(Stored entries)
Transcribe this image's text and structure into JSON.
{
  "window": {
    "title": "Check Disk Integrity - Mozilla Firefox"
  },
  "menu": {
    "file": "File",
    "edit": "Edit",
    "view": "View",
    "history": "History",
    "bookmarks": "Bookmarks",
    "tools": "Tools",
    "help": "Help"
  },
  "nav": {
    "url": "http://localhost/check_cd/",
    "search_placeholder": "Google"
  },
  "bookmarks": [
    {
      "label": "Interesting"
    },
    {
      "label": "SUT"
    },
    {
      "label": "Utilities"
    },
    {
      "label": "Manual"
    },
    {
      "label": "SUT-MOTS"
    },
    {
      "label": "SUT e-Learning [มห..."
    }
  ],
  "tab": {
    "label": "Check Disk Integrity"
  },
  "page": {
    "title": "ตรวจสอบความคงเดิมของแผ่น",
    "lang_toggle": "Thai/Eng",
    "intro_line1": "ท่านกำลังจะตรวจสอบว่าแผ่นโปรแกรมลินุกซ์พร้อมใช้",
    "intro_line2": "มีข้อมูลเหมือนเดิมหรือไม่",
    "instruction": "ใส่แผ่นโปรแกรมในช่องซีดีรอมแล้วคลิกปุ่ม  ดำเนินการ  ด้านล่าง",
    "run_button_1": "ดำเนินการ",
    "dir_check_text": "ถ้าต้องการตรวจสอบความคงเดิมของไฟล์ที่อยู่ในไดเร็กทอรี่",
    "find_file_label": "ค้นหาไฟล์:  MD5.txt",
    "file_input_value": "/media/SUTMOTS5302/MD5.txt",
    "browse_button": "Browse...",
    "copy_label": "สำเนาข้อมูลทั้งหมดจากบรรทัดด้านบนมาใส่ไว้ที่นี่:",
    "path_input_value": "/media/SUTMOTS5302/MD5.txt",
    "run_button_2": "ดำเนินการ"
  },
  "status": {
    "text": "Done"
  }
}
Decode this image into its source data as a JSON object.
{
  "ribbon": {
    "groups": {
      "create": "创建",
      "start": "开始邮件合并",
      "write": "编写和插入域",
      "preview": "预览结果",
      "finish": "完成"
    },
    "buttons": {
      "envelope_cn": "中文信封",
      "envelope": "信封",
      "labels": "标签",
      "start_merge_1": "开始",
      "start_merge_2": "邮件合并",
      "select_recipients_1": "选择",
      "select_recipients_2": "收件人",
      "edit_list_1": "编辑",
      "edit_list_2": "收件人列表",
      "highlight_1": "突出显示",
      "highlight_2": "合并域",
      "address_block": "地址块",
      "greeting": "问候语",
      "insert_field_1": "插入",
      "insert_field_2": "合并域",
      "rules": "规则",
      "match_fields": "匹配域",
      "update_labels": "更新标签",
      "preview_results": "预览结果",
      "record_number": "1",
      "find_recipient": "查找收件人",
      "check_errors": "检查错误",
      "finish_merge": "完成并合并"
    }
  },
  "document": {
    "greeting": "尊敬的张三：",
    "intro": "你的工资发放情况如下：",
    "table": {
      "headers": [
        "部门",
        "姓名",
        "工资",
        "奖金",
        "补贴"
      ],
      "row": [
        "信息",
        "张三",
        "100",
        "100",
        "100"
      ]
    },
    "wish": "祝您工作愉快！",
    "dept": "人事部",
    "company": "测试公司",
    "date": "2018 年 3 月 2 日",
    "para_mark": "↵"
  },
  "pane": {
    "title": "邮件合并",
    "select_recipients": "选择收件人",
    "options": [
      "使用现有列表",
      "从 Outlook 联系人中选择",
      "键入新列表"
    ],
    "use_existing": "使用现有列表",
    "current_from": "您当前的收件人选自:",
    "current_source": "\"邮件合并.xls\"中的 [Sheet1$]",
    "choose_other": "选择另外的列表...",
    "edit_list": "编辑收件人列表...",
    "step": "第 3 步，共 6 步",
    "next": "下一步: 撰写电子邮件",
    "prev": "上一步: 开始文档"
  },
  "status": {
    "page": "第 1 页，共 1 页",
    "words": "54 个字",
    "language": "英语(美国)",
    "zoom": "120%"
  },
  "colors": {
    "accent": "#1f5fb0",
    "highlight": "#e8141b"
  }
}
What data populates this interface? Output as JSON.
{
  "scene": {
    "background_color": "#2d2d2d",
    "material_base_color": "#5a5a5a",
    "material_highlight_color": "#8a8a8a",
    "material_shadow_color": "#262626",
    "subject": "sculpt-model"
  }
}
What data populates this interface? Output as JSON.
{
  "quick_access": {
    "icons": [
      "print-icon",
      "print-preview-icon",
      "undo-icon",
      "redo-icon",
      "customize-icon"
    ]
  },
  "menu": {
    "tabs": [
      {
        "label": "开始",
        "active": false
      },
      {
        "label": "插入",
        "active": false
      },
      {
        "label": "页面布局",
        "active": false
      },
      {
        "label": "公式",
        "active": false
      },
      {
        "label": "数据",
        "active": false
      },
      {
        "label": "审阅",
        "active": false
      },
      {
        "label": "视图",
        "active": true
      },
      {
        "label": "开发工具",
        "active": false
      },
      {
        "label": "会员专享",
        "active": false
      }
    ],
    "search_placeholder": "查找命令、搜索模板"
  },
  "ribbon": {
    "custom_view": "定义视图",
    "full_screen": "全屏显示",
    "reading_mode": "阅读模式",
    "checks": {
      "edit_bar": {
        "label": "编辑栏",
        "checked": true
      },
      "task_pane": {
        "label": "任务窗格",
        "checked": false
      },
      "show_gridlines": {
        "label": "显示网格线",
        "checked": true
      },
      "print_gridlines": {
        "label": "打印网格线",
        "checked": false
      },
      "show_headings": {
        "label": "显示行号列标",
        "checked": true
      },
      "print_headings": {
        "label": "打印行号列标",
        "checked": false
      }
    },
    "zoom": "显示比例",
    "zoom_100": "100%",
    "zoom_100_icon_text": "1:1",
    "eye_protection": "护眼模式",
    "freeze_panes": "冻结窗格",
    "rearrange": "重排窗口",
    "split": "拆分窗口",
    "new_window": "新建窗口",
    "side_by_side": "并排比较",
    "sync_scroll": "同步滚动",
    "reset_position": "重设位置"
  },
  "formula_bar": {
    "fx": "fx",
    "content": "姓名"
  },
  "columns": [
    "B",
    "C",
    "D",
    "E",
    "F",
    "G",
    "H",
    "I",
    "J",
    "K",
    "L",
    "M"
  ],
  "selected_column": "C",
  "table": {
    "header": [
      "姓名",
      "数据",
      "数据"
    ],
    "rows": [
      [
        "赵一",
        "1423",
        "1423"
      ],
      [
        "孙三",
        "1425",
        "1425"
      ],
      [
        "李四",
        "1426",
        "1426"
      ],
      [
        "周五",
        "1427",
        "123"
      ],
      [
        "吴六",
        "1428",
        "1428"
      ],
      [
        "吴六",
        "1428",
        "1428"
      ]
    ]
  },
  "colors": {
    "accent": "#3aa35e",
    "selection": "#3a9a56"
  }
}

### Aim of the task:
Copy every line in the records above that contains the word "this".

### Exercise response:
Transcribe this image's text and structure into JSON.
Decode this image into its source data as a JSON object.
What data populates this interface? Output as JSON.
What data populates this interface? Output as JSON.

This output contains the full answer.